Among the entries below, find every line that contains the string "expression", then copy it.

————————

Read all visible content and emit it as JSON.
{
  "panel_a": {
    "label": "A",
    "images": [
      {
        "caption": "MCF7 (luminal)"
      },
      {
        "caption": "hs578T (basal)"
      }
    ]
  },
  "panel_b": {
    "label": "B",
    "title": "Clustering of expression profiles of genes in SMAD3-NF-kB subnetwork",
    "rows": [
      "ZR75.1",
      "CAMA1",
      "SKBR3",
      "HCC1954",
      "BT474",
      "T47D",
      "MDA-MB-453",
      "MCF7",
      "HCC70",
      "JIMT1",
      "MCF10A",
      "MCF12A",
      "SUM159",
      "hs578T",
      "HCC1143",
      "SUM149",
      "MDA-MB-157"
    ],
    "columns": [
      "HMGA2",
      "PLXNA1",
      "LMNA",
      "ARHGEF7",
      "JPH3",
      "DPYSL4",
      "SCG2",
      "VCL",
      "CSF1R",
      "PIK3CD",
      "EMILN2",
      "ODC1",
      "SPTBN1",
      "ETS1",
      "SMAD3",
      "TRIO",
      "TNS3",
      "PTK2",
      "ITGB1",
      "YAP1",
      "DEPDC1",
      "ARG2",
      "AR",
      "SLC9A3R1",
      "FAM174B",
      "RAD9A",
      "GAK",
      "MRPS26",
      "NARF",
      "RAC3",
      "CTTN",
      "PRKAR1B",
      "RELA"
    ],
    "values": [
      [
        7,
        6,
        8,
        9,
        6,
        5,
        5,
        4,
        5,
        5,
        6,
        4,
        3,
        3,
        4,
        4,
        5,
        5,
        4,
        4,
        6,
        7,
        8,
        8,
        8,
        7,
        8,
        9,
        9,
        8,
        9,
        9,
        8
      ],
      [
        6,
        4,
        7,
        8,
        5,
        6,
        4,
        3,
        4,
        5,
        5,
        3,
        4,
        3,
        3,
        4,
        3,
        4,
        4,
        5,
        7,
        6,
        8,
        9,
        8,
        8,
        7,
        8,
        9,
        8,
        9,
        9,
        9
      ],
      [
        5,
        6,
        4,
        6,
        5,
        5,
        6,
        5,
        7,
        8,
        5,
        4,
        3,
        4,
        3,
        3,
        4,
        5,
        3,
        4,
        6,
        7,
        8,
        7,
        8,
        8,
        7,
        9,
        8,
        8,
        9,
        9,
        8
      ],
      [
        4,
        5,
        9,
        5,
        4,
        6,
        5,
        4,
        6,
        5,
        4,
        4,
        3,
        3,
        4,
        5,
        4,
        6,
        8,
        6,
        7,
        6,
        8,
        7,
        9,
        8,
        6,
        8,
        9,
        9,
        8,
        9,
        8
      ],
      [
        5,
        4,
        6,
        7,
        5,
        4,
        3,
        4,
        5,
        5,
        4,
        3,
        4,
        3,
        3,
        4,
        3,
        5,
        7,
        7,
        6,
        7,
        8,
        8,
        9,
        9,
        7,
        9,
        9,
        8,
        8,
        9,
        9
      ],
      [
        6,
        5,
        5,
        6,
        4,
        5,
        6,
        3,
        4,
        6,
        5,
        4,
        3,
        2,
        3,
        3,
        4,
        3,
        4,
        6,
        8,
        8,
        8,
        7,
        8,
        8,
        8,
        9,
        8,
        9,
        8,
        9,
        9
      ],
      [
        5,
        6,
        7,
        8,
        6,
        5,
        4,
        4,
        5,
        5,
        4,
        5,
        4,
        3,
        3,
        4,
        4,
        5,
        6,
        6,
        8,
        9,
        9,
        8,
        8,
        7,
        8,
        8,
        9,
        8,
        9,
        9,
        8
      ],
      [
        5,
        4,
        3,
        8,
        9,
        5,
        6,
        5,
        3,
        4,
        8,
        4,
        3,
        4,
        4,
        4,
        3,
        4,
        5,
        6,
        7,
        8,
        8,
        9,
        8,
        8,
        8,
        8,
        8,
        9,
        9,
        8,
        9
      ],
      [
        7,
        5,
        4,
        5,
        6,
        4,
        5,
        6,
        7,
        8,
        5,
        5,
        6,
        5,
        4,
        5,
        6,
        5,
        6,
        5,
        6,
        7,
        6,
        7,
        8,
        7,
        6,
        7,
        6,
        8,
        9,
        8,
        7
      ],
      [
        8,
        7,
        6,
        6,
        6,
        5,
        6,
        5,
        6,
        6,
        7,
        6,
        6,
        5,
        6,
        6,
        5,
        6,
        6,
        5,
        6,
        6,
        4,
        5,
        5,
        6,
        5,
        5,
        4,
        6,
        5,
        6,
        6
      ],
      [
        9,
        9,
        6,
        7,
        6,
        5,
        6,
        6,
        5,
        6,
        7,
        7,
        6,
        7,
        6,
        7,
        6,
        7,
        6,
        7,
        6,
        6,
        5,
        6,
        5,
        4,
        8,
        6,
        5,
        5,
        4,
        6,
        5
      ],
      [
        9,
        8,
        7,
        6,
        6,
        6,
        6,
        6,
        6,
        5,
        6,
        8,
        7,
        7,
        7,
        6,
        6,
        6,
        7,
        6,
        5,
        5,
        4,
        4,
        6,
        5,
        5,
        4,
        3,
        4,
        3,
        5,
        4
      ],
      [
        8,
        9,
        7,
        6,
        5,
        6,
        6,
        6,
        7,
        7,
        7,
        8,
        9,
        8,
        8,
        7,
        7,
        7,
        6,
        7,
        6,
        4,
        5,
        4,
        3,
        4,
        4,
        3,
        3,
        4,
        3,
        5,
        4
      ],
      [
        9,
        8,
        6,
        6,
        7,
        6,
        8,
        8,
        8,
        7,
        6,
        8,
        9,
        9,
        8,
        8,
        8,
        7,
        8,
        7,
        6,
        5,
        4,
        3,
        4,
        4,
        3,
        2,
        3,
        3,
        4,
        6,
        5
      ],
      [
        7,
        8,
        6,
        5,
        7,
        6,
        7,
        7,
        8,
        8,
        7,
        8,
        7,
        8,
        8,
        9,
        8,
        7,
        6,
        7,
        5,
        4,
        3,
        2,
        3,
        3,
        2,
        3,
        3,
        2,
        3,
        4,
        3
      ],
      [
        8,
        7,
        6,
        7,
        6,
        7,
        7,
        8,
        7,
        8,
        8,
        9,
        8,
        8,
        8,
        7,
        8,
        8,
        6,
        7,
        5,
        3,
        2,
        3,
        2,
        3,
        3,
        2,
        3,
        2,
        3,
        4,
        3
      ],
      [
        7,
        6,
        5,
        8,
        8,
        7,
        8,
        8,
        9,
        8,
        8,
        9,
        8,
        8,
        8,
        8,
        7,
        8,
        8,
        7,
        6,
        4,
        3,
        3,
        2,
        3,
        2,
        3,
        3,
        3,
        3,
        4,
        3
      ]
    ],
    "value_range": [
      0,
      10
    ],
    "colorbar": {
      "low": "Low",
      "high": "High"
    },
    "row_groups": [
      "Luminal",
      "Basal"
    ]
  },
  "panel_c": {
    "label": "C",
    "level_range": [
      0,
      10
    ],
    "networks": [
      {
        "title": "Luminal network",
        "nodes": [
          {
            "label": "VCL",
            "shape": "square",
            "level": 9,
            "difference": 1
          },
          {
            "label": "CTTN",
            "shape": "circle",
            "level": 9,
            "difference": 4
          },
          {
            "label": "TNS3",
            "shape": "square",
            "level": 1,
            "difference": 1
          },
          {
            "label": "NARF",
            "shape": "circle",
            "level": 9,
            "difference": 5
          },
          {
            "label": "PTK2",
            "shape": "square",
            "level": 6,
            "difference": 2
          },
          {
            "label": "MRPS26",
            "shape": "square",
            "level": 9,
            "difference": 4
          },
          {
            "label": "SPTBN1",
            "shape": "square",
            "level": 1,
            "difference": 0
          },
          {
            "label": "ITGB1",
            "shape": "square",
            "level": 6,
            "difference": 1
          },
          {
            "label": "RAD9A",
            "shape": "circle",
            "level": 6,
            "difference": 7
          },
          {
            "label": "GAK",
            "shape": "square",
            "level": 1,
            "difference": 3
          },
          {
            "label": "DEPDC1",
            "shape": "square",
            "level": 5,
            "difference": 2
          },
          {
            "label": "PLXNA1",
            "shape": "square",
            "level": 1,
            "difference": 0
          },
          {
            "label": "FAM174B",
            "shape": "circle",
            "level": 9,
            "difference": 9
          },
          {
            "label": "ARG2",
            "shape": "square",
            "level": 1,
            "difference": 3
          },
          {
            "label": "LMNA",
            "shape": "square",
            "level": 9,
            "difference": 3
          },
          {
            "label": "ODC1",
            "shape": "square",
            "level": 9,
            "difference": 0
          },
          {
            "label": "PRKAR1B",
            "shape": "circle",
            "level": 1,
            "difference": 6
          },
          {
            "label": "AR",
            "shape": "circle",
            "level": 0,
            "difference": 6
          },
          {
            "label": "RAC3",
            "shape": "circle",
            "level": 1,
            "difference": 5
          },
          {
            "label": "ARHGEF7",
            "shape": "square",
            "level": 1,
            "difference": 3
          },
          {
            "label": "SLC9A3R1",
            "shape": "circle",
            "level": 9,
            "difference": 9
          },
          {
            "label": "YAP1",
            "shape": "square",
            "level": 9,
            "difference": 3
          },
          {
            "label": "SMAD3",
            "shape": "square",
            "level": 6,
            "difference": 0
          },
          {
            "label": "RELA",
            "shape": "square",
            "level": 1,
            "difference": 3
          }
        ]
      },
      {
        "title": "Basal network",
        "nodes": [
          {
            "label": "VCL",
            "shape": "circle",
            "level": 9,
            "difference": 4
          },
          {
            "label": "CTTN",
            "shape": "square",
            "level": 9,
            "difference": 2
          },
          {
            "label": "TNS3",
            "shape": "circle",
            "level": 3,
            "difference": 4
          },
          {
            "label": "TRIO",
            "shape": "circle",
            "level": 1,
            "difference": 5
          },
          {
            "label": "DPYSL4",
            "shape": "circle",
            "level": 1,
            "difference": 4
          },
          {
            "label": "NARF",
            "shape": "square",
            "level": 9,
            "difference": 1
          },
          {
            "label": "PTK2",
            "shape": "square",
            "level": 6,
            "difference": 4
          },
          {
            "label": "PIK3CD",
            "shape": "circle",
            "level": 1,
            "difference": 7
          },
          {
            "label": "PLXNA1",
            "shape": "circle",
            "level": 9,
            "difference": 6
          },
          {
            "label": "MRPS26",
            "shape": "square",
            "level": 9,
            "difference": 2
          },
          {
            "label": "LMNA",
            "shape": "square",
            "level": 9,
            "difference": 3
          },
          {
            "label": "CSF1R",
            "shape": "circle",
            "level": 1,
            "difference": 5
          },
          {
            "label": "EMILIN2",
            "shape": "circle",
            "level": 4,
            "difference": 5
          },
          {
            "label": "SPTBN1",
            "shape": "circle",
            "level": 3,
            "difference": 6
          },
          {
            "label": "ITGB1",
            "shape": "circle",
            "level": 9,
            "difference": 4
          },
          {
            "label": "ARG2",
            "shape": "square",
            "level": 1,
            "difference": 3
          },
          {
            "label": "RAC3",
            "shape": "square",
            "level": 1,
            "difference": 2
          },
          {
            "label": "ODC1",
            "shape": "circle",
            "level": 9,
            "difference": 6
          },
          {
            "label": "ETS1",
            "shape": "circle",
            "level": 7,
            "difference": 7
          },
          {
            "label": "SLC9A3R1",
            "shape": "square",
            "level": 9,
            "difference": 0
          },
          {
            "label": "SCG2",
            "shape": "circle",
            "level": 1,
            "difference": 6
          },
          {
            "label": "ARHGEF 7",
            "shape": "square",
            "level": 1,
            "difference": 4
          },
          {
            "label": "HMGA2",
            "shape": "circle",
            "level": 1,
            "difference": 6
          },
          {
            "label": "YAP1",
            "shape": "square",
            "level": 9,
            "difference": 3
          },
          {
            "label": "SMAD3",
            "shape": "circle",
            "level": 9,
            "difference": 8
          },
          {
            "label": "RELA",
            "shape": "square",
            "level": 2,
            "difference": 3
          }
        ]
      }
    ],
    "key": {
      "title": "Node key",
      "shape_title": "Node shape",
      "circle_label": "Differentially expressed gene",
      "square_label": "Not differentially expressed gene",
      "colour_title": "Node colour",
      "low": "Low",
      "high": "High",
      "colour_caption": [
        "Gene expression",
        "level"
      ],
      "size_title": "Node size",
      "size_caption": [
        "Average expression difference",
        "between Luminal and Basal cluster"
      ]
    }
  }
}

————————

# Response:
    "title": "Clustering of expression profiles of genes in SMAD3-NF-kB subnetwork",
        "Gene expression",
        "Average expression difference",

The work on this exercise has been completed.